**TASK TO CARRY OUT:** State the number of lines that contain the word "KAYSERİ", and add nothing else.

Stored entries
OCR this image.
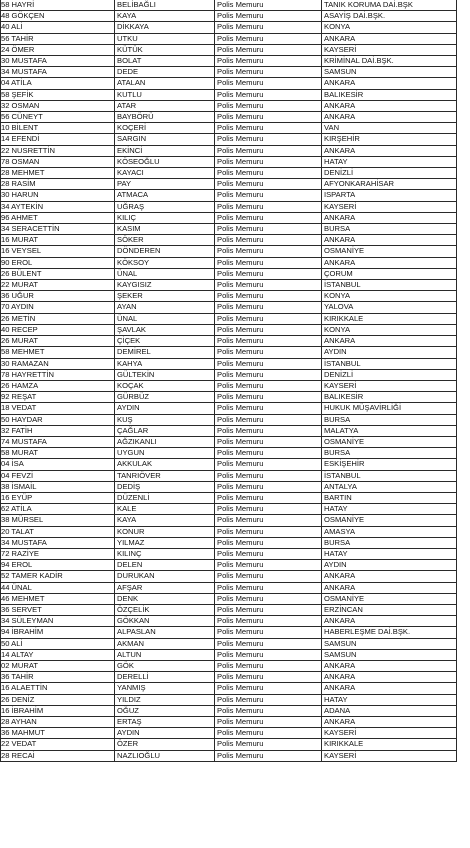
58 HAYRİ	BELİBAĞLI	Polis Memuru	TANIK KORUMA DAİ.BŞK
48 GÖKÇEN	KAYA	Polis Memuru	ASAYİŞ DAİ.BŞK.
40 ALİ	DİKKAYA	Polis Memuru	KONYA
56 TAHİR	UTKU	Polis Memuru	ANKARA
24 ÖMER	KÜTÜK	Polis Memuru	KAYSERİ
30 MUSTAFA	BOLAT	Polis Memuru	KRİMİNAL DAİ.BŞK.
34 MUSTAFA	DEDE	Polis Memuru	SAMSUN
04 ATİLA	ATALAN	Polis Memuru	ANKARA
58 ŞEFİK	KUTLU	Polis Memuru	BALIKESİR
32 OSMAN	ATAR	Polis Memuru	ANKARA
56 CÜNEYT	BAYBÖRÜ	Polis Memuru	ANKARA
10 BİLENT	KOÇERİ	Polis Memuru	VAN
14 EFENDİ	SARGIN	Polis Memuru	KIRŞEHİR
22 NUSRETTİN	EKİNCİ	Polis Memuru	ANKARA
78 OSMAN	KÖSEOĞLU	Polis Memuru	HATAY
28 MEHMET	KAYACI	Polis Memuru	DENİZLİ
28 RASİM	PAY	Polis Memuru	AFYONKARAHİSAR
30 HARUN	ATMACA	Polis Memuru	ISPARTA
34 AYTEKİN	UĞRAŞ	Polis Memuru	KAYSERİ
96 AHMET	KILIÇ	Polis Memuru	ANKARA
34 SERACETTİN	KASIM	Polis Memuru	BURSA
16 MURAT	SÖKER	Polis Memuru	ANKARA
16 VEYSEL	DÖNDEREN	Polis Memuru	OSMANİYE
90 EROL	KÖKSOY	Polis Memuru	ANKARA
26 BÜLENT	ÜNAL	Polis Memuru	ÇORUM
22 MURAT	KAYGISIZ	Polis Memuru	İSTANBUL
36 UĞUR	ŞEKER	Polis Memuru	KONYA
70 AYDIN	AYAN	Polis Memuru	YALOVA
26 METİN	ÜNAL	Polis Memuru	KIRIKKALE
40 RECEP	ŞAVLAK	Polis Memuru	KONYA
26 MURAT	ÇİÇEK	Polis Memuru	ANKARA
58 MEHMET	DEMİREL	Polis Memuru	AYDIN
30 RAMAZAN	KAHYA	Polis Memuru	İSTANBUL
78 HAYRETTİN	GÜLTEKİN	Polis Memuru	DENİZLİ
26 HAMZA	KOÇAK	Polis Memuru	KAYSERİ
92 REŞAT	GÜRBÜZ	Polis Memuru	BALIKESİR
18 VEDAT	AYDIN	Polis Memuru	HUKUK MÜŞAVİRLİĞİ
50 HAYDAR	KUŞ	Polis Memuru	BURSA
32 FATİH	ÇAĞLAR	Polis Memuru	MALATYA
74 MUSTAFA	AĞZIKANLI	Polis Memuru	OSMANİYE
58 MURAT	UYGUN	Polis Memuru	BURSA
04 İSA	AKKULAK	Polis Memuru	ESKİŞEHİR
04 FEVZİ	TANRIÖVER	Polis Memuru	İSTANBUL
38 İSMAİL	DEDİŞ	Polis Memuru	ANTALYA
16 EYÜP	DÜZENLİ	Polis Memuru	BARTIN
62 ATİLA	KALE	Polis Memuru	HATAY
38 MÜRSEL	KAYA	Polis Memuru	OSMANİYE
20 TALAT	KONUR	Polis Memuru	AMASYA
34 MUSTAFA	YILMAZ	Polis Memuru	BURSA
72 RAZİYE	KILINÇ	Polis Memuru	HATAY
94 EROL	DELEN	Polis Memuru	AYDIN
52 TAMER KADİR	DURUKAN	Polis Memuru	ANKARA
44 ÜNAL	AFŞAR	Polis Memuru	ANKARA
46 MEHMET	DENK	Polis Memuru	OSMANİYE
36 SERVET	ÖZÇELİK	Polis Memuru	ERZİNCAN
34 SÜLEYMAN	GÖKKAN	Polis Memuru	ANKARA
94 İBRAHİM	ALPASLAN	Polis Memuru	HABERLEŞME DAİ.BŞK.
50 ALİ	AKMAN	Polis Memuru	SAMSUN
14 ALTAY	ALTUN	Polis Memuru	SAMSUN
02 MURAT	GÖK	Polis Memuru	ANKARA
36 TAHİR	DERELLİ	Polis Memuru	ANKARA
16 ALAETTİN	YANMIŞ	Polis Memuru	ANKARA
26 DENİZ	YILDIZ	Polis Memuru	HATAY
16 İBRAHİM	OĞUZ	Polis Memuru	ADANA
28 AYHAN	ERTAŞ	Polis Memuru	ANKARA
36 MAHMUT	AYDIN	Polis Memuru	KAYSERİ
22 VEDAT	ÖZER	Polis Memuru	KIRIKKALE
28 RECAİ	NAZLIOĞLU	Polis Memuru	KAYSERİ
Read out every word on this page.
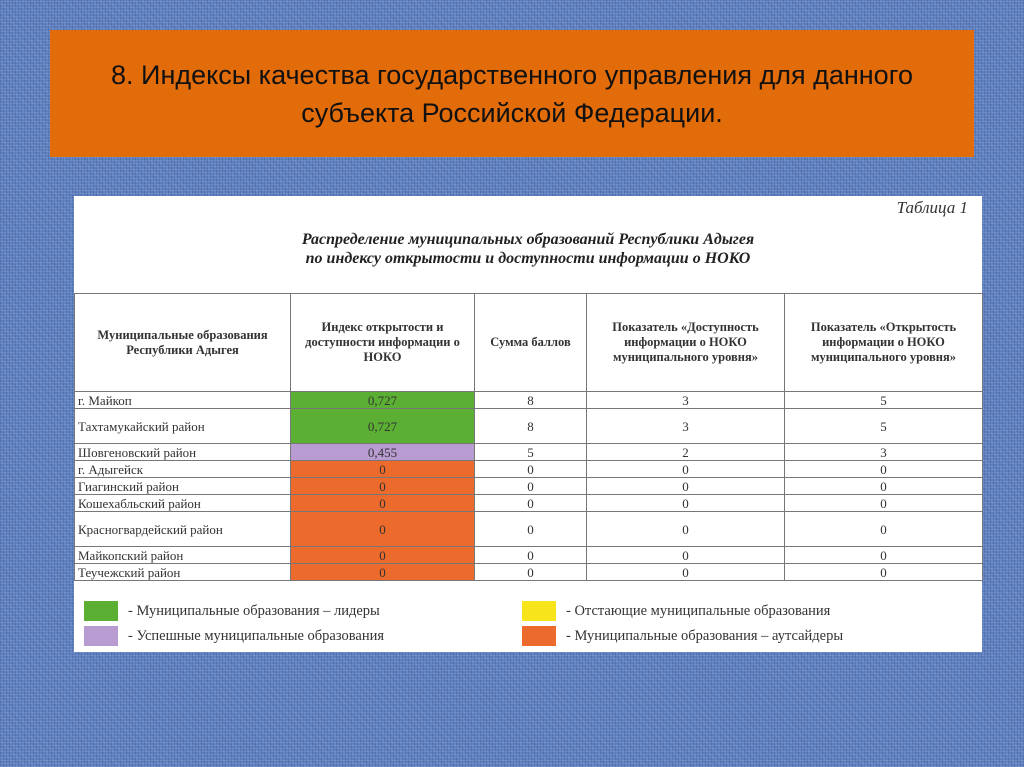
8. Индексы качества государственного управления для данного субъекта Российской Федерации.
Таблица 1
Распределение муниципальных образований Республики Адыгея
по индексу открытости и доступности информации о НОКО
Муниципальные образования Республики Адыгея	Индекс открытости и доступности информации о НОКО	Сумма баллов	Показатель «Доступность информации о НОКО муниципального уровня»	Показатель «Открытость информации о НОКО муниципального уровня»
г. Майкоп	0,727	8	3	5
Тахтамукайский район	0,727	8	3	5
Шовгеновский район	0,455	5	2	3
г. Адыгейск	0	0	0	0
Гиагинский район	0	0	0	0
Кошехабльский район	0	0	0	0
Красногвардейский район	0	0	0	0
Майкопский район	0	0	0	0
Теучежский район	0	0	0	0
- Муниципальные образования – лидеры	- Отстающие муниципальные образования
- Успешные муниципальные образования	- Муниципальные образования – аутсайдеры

**OUTPUT BELOW:** 5